___ Extracted data ___

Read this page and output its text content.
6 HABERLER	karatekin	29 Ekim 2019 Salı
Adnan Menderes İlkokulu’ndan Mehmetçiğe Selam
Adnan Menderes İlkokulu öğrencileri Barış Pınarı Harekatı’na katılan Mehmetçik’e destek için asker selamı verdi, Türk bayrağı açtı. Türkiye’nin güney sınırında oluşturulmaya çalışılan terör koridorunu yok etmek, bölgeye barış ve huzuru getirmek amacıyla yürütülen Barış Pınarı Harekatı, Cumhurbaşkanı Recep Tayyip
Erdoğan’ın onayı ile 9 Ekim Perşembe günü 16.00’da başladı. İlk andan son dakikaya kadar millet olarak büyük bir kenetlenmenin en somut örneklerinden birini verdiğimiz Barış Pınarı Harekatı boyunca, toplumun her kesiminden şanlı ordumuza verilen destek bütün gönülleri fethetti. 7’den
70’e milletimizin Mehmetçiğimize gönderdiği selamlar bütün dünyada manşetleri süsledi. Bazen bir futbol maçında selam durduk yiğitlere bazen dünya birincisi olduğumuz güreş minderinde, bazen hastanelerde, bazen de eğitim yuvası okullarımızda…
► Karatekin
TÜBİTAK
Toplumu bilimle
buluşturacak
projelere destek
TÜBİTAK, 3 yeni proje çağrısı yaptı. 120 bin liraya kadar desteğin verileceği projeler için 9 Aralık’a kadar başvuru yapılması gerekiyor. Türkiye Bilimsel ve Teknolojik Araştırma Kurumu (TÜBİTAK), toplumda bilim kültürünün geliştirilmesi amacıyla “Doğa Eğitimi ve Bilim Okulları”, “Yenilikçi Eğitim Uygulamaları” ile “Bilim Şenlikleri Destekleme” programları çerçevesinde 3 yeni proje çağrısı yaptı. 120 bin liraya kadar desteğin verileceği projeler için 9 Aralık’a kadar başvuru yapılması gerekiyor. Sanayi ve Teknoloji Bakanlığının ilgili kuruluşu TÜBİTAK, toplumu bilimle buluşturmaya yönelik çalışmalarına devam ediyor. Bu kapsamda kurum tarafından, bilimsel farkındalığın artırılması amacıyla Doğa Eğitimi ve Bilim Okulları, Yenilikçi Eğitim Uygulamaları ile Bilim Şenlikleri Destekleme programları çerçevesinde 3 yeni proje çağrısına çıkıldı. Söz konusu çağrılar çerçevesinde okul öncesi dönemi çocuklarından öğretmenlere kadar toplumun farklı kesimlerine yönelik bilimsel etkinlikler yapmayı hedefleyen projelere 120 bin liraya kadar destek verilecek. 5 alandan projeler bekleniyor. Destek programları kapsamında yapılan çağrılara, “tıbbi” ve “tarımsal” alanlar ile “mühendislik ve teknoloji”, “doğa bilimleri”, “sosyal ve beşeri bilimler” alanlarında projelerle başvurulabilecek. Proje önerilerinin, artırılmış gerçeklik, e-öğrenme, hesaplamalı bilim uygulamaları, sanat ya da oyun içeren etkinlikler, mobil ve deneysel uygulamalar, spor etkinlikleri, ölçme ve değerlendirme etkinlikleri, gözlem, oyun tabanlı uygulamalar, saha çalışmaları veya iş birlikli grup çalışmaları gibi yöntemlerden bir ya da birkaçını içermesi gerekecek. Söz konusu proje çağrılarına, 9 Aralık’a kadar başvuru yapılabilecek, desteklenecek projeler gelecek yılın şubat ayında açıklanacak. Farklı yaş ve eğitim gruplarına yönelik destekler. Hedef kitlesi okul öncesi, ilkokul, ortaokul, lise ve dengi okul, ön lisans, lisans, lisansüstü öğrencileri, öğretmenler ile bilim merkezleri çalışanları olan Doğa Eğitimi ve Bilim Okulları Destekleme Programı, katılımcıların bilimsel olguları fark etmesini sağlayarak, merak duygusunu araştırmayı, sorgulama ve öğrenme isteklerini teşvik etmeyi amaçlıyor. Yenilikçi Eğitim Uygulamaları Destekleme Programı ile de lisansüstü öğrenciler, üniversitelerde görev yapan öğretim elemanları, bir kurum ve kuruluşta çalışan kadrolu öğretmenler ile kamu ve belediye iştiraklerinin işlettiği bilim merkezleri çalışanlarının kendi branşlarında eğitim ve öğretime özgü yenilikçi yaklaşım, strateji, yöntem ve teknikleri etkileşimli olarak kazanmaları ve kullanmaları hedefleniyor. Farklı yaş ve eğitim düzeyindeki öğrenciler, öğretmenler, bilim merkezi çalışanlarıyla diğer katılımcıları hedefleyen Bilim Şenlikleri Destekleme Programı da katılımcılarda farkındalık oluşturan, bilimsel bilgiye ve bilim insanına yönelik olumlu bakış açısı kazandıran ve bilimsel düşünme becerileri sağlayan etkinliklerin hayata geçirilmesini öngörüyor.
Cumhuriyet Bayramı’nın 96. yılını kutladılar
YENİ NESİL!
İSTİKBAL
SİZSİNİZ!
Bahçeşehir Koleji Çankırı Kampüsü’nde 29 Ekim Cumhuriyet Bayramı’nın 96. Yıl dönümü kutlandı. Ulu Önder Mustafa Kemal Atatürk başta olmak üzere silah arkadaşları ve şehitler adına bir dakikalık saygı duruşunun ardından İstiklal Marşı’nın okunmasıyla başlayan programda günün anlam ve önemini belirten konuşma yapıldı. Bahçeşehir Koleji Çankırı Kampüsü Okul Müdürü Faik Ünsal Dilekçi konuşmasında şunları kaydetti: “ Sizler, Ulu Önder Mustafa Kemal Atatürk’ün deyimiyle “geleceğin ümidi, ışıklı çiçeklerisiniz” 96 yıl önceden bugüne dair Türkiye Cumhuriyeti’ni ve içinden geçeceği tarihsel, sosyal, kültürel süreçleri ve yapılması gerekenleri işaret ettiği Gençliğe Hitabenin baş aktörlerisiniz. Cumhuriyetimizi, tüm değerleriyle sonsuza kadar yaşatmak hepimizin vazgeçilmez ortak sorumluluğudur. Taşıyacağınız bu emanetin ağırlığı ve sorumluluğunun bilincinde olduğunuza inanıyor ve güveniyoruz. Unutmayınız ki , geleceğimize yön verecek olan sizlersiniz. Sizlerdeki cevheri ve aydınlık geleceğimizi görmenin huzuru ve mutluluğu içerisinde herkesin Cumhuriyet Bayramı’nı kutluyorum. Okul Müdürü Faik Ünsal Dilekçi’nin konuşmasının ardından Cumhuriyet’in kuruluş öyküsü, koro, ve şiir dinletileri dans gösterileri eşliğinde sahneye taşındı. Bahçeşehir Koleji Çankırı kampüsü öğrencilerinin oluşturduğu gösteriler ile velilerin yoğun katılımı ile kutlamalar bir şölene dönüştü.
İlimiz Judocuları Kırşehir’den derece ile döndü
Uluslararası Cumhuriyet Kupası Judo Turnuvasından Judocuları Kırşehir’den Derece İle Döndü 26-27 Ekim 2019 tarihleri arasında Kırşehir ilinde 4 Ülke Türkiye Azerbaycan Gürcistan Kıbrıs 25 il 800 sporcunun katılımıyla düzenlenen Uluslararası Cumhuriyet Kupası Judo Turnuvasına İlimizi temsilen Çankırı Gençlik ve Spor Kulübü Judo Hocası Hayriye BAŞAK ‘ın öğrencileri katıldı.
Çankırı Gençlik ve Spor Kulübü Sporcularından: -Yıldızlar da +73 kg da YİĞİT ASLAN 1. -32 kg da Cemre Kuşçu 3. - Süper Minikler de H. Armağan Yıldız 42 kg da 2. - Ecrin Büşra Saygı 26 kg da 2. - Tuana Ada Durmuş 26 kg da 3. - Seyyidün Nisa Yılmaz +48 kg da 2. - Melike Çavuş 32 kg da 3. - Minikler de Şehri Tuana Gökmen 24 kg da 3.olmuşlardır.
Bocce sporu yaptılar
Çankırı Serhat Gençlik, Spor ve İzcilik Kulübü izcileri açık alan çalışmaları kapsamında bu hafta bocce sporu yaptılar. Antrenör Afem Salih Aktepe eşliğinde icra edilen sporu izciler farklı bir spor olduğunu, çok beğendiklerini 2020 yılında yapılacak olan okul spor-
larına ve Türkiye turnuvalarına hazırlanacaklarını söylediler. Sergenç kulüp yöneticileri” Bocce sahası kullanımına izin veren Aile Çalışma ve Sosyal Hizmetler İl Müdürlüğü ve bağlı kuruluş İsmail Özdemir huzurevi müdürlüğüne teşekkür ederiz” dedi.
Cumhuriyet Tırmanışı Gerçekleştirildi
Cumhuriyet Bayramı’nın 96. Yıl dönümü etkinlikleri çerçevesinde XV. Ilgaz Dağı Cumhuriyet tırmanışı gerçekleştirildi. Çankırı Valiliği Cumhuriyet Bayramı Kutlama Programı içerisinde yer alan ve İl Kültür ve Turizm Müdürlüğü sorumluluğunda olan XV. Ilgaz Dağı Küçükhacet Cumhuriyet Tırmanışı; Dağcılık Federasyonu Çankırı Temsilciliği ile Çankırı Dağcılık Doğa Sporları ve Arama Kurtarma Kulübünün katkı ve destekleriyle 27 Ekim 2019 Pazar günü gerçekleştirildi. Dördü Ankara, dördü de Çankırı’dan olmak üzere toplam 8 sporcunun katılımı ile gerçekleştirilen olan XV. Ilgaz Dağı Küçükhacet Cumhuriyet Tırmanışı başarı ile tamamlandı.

___

From the data above, pick out each line containing "sporu" and copy it.

Full response —
Bocce sporu yaptılar
Çankırı Serhat Gençlik, Spor ve İzcilik Kulübü izcileri açık alan çalışmaları kapsamında bu hafta bocce sporu yaptılar. Antrenör Afem Salih Aktepe eşliğinde icra edilen sporu izciler farklı bir spor olduğunu, çok beğendiklerini 2020 yılında yapılacak olan okul spor-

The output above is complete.